*SUPPLIED INFORMATION*
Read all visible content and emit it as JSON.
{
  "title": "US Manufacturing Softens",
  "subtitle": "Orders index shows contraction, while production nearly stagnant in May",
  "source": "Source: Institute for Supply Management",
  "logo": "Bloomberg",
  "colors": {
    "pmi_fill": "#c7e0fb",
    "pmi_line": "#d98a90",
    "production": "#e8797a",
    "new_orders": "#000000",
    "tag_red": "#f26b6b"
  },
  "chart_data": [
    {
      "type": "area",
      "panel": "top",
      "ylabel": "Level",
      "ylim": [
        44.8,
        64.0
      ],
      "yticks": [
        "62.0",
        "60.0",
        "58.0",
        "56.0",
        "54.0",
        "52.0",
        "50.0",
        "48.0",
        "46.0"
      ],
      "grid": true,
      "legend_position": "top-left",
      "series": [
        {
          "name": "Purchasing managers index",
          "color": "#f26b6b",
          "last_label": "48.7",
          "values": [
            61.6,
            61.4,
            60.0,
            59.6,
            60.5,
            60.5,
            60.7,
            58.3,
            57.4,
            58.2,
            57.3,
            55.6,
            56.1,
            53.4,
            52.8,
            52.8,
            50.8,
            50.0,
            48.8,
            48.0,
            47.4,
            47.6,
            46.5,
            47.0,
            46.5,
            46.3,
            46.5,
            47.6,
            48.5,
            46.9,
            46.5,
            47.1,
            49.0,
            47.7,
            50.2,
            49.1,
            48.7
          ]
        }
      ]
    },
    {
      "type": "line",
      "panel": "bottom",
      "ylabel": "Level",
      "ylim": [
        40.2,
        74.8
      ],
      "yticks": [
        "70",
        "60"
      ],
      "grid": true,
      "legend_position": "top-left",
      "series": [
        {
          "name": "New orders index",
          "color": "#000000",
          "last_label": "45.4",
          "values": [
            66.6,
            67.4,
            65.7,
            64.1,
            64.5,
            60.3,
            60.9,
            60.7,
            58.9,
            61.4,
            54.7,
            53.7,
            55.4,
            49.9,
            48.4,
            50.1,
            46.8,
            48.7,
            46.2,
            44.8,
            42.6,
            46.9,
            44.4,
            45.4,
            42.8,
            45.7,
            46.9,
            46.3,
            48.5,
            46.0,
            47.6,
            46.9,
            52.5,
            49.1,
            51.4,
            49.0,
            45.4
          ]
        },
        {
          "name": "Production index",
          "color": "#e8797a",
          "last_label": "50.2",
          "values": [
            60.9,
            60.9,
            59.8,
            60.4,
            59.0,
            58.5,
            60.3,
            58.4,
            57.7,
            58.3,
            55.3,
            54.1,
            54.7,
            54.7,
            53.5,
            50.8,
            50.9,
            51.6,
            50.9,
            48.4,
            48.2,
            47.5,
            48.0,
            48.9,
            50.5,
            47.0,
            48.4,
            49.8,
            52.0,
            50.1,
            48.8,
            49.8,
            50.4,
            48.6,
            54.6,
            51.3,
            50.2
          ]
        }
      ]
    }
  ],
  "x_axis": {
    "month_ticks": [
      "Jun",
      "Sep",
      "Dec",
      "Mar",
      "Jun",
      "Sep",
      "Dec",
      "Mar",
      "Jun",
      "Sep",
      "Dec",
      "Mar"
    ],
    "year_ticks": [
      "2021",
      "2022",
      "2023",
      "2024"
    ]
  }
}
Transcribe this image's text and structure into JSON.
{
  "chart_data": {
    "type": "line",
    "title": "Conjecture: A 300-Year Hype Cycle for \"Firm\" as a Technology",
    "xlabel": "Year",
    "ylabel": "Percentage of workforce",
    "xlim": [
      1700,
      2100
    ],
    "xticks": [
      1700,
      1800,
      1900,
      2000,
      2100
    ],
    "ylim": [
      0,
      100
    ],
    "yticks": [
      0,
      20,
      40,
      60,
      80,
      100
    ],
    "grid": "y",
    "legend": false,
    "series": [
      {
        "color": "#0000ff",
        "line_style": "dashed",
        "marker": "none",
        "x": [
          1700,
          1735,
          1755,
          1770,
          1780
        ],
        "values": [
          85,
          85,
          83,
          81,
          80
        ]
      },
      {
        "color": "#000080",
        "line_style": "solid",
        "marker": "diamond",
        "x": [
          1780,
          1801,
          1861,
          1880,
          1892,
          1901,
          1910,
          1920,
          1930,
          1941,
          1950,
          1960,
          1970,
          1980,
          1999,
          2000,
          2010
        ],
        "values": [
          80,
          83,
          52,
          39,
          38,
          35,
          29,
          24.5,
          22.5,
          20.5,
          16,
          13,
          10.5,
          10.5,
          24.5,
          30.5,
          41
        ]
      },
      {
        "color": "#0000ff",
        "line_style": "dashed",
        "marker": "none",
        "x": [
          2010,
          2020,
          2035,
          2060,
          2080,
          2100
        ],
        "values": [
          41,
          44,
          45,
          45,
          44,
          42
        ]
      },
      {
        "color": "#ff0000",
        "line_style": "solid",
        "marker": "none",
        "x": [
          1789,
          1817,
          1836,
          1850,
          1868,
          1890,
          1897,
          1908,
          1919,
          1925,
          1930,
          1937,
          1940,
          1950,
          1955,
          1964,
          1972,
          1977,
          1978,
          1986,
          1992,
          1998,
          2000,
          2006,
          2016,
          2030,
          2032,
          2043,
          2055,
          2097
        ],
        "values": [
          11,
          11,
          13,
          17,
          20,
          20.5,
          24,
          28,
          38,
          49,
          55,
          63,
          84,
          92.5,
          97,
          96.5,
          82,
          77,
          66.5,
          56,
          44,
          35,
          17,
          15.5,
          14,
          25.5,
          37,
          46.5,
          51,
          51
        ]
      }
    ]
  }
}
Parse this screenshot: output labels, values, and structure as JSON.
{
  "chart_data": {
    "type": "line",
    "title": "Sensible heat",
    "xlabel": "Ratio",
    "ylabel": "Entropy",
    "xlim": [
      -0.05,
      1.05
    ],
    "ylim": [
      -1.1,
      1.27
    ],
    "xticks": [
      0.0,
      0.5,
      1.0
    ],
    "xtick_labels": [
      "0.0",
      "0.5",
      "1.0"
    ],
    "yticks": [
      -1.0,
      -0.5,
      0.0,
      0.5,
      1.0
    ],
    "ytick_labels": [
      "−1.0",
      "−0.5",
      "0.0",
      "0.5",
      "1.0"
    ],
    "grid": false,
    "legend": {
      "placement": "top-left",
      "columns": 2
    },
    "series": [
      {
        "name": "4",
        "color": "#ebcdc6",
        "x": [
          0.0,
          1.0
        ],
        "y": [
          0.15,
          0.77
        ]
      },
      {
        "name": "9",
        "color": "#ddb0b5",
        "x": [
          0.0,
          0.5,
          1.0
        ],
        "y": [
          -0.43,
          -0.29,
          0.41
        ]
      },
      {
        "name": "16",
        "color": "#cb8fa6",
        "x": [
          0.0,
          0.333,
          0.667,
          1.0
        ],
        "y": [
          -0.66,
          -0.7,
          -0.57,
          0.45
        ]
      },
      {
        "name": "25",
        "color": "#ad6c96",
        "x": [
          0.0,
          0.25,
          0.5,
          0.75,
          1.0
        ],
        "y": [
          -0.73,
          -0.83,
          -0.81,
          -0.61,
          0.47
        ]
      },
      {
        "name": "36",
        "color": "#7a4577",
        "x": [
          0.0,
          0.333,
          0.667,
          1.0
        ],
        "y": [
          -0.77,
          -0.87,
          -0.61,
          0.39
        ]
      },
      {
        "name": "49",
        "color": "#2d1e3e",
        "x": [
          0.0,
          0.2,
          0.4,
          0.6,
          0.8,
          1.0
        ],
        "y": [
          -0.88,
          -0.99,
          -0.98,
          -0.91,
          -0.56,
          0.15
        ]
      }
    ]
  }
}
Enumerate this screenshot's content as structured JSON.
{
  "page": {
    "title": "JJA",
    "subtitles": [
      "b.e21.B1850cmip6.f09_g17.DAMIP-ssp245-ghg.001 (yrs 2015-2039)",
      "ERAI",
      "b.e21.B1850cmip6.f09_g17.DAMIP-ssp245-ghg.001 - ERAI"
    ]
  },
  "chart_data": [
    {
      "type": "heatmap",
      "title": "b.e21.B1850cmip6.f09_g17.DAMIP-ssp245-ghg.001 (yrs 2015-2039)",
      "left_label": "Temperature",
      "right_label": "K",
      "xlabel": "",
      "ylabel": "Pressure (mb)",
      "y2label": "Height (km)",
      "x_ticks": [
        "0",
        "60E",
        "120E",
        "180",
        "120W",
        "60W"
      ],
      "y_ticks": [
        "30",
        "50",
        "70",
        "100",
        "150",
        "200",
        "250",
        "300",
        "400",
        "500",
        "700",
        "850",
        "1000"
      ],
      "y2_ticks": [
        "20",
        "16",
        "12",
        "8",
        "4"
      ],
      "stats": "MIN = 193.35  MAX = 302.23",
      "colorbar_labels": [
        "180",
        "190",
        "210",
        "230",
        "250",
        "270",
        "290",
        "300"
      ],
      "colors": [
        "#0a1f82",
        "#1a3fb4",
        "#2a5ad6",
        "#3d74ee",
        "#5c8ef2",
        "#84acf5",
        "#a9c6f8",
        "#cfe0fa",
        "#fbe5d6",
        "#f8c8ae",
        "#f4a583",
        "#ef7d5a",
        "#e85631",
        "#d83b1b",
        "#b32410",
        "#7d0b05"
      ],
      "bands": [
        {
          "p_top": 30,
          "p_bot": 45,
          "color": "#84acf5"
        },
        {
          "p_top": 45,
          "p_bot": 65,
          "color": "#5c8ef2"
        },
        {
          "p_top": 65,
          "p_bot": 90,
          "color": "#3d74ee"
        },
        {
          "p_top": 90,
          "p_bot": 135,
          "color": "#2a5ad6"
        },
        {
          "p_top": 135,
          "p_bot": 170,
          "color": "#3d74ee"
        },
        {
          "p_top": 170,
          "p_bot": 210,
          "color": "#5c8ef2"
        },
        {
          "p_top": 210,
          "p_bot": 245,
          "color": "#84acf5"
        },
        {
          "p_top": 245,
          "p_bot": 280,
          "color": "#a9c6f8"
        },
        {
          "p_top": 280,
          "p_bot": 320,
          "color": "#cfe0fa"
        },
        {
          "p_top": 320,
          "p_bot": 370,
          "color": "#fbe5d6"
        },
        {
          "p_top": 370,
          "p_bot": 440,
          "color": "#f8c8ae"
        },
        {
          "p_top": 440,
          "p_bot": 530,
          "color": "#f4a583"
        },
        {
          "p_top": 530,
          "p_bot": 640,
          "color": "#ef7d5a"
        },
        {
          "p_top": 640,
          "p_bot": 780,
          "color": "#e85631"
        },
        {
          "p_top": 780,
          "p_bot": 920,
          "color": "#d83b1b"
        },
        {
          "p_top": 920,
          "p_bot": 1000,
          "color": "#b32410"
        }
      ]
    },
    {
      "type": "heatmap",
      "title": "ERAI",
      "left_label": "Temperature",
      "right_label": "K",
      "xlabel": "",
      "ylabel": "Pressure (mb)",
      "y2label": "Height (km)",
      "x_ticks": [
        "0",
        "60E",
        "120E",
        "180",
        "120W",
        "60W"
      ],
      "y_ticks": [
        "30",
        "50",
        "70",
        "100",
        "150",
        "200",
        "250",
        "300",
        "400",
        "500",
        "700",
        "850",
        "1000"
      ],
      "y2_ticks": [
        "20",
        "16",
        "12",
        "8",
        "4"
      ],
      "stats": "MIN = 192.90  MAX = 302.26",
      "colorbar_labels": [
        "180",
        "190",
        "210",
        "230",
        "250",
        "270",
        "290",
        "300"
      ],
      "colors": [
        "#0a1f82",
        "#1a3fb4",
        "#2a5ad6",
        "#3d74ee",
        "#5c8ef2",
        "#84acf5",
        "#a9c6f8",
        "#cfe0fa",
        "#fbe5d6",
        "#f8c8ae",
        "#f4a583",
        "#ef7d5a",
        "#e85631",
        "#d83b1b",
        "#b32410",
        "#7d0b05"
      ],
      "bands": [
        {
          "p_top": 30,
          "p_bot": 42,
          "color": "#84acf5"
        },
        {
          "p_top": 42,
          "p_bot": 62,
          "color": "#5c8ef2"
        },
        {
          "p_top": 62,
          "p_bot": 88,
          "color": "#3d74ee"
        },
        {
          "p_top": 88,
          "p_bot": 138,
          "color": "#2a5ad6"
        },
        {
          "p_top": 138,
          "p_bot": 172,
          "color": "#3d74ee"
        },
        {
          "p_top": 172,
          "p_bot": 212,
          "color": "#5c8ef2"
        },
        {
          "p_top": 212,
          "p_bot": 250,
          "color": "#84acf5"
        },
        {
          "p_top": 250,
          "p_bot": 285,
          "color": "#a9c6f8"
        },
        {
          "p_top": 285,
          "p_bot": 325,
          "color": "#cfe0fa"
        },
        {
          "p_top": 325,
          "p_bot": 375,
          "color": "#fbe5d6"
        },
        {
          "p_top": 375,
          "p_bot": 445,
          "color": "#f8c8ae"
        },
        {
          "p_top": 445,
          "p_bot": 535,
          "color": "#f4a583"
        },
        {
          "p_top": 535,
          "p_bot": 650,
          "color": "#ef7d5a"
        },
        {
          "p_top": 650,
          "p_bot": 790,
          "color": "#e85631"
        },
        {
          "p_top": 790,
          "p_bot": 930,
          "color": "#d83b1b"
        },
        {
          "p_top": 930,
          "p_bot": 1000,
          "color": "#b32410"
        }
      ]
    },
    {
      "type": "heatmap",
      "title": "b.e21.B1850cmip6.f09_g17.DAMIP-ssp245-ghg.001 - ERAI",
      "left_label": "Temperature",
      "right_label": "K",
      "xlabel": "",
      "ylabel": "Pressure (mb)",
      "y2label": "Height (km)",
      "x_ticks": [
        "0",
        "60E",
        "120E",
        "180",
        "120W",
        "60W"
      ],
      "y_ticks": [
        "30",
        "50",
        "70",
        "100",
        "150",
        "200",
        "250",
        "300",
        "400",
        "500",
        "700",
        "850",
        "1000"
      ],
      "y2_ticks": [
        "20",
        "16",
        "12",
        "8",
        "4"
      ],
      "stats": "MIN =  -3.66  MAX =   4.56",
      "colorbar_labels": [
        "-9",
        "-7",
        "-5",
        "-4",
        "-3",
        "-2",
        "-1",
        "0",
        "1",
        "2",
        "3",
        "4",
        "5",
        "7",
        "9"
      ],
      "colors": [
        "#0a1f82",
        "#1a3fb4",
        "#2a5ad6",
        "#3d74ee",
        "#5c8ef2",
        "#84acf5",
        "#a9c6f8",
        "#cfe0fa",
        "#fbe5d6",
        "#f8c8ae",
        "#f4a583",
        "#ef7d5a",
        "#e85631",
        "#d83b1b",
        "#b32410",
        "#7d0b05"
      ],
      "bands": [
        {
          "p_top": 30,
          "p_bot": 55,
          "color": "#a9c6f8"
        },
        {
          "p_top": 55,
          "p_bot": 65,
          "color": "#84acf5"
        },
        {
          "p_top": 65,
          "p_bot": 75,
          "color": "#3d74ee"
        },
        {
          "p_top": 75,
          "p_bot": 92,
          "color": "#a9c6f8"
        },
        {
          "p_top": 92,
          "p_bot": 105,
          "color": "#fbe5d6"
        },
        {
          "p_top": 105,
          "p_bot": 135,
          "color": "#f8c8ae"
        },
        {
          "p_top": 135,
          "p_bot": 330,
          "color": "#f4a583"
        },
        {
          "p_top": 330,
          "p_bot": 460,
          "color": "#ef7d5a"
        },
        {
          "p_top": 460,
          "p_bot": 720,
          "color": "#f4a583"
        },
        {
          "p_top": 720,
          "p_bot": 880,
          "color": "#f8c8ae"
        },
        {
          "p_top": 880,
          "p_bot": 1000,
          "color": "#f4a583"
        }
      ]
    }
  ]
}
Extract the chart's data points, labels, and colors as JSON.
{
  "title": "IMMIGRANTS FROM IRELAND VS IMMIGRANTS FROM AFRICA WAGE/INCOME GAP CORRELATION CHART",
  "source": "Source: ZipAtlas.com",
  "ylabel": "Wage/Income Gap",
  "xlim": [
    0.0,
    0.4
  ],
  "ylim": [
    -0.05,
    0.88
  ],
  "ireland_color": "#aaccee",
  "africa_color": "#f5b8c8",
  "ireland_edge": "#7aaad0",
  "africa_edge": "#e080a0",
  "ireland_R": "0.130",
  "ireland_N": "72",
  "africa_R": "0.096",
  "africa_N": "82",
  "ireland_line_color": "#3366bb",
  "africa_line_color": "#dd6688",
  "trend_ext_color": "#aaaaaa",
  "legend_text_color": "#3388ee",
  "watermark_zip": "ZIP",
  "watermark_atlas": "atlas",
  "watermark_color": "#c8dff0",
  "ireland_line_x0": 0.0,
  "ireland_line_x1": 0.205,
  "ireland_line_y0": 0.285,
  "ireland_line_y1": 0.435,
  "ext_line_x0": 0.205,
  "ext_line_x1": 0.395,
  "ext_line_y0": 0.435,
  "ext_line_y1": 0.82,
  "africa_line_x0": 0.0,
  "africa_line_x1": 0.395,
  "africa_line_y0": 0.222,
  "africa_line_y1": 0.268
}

*WHAT THE EXERCISE ASKS*
Find the lines above that contain the word "name" and collect them.

*OUTPUT FOR THIS EXERCISE*
          "name": "Purchasing managers index",
          "name": "New orders index",
          "name": "Production index",
        "name": "4",
        "name": "9",
        "name": "16",
        "name": "25",
        "name": "36",
        "name": "49",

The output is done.